Probably, to be “responsible,” I should be doing other things at the moment, but I felt a sense of urgency to finish writing this post that I’ve been working on for months. Perhaps that means I’m coming into a transition point, because when I’m processing and posting at this level, it usually means a point of closure has come and something new is likely to open up soon. Well see eventually whether that’s a myth or a mystery.
Anyway, the ocean/quicksand drowning metaphor post that I blogged yesterday is only one of several ways I’ve ended up processing the difficult experiences of recent months. Another has to do with Beatitudes and Harry Potter, as odd a combination as that may seem.
It started last summer with going through Psalm 139:23-24 at our church gathering:
Search me, O God, and know my heart; test me and know my anxious thoughts. See if there is any offensive way in me, and lead me in the way everlasting. (NIV)
Our house-church gathering, known as The Hearth, meets twice a month from 6 to 9 PM. It really is more like a three-hour retreat than a typical church service. The thing I appreciate most about this format is that it meets my need for slower-paced, deeper-level conversations and relational continuity. (I find that most worship services are – for me at least – more like warp-speed spiritual aerobics in the same space than a time focused on being together, participating with vulnerability and transparency, and working out the “so what” of Scriptures for our lives. I don’t flourish in such environments.) The Hearth offers enough time to actually get into a topic, process it interactively among ourselves and with Scripture, and pray for each other in full paragraphs instead of quickee phrases or short sentences.
To start this particular Psalm 139 exercise in reflection and discernment, we read the passage aloud in unison, and then each one of us read it aloud individually. It’s quite amazing, just what it does to hear your own voice(s) speak out such truths! Anyway, we invested a number of meetings to read and share, reflect and pray on these verses. We eventually transitioned over to thinking about our own lives as reflected in the beatitudes from Jesus’ sermon in Matthew 5, and each writing our own beatitude using the formula of “Blessed are the [fill in the difficulty we face, or the weakness we bear], for they shall [fill in with how God turns that into something constructive].
The entire beatitude exercise took many months together, and we started on it somewhere in the midst of my dealing with the loss of my main freelance client due to the economic downturn late in 2008. I was not in a great space – spiritually, emotionally, physically, financially – and I’m afraid that my first attempt at a beatitude sounds more like a be-bad-itude. I could only see the negatives, and thus, could only get through the first half of my own beatitude. Anyway, that was then, and it was what it was. It went something like this:
Blessed are those who are clinging on to God in the midst of suffering, even if it only seems like they’re hanging on by the ends of their fingernails and they’re wondering if God is really just a sadist because they feel like masochists, for they …
… and then I waited week after week to see how God responded to that rather provocative first half, and resolved things for whatever would emerge as my last half. Rather than an answer directly from Scripture, or a voice in my head telling me I was nuts, the response I needed came, providentially and surprisingly, through Harry Potter.

Records>
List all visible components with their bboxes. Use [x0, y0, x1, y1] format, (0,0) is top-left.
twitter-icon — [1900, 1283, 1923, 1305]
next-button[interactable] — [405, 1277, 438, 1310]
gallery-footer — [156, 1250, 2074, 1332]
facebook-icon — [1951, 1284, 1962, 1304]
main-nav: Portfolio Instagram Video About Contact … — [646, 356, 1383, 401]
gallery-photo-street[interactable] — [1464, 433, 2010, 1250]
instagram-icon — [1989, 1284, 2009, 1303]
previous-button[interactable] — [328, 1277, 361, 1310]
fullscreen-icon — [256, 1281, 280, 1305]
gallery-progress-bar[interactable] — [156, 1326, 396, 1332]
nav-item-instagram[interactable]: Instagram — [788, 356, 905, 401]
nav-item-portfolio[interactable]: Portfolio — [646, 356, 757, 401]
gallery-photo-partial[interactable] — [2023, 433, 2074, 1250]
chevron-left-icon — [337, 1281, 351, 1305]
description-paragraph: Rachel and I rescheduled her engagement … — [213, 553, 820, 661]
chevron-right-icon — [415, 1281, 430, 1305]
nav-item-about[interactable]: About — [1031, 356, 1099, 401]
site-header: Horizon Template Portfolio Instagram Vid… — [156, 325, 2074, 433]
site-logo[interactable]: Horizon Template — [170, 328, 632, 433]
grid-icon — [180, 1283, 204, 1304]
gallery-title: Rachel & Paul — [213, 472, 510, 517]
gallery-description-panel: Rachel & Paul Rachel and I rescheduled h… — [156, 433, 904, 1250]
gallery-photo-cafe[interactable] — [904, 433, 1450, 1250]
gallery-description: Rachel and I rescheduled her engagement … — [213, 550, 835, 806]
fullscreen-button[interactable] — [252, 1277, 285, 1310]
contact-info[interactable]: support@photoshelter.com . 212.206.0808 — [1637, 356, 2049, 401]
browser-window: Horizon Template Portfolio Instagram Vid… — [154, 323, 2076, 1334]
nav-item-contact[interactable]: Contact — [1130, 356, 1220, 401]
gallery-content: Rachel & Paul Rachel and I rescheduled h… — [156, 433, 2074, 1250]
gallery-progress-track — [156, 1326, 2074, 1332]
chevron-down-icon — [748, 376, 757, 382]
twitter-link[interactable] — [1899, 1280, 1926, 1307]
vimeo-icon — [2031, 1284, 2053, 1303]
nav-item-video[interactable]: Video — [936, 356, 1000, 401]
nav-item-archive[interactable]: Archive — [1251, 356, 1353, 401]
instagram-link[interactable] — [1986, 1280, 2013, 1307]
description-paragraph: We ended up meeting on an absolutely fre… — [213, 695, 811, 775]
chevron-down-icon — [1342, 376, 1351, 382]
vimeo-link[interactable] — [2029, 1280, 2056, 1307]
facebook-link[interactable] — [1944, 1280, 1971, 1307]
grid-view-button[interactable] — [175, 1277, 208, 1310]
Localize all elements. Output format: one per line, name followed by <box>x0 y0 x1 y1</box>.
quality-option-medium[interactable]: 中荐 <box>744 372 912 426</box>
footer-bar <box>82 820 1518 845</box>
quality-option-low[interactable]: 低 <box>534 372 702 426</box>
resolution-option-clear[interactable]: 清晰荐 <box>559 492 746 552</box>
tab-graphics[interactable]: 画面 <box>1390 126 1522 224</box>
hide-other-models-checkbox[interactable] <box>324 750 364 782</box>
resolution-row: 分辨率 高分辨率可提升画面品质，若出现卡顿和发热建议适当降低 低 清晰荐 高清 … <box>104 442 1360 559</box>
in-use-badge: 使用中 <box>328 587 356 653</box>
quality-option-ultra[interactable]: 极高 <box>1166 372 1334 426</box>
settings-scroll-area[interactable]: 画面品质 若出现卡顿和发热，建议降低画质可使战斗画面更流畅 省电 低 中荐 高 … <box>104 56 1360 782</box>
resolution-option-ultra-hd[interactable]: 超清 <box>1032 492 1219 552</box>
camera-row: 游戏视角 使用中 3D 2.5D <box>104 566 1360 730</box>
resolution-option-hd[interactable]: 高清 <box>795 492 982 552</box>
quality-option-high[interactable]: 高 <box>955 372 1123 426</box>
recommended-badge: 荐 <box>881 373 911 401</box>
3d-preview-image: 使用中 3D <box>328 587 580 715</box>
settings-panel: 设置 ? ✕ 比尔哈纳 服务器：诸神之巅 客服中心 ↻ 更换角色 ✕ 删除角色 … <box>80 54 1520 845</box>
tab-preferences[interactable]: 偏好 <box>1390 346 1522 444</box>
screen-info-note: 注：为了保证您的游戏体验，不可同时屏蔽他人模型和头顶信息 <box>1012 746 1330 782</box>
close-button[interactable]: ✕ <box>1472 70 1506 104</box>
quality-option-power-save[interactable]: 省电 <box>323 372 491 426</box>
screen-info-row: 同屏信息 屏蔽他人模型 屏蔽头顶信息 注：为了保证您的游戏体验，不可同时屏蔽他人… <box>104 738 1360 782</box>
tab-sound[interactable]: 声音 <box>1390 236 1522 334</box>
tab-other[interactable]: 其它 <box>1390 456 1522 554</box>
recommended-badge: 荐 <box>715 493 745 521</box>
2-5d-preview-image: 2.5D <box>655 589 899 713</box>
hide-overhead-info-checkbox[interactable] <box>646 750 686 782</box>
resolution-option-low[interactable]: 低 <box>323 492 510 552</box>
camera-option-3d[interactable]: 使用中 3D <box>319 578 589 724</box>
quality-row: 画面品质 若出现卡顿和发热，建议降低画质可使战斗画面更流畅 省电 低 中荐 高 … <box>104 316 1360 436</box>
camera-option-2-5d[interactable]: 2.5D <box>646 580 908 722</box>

Short task 1> Rewrite the rows from the first one through the line containing "fullscreen-icon — [256, 1281, 280, 1305]", replacing "gallery-footer" with "page-footer" and leaving everything else the same.
Short task 2> Write what comes next in the post about the beatitudes and Harry Potter, picking up after its final sentence.

Answer 1>
List all visible components with their bboxes. Use [x0, y0, x1, y1] format, (0,0) is top-left.
twitter-icon — [1900, 1283, 1923, 1305]
next-button[interactable] — [405, 1277, 438, 1310]
page-footer — [156, 1250, 2074, 1332]
facebook-icon — [1951, 1284, 1962, 1304]
main-nav: Portfolio Instagram Video About Contact … — [646, 356, 1383, 401]
gallery-photo-street[interactable] — [1464, 433, 2010, 1250]
instagram-icon — [1989, 1284, 2009, 1303]
previous-button[interactable] — [328, 1277, 361, 1310]
fullscreen-icon — [256, 1281, 280, 1305]

Answer 2>
At times of deep difficulties, I often find solace in reading epic literature where good eventually overcomes evil and characters find ennoblement rather than corruption. For me, this is far more than a diversion – it’s a very practical way to keep the realities of gradual personal transformation in focus, as well as to see demonstrated how bittersweet beauty counteracts the effects of subversive evil. I don’t get those important messages from short and sweet media where plotlines resolve too smoothly and there is no substantial character development.
And so, during the summer season of Psalm 139, I’d started going through the seven audio-books in the Harry Potter series. Somewhere in there, I bought a copy of the audio-book of Looking for God in Harry Potter by John Granger. And there it was that I got introduced to the concept of “narrative misdirection.” Narrative misdirection occurs when the author sets readers up into identifying emotionally with a particular character, and thus, they ONLY really see things the way their over-empathized-with character does. Which, in the Harry Potter series, means we see things the way Harry does, even when there is sufficient evidence to contradict his (mis)interpretation of things. We follow after “red herrings.” We mistake the clues. We jump to partially correct or outrightly wrong conclusions. And it’s all because our eyes into that world, Harry’s eyes, have limited scope and perception.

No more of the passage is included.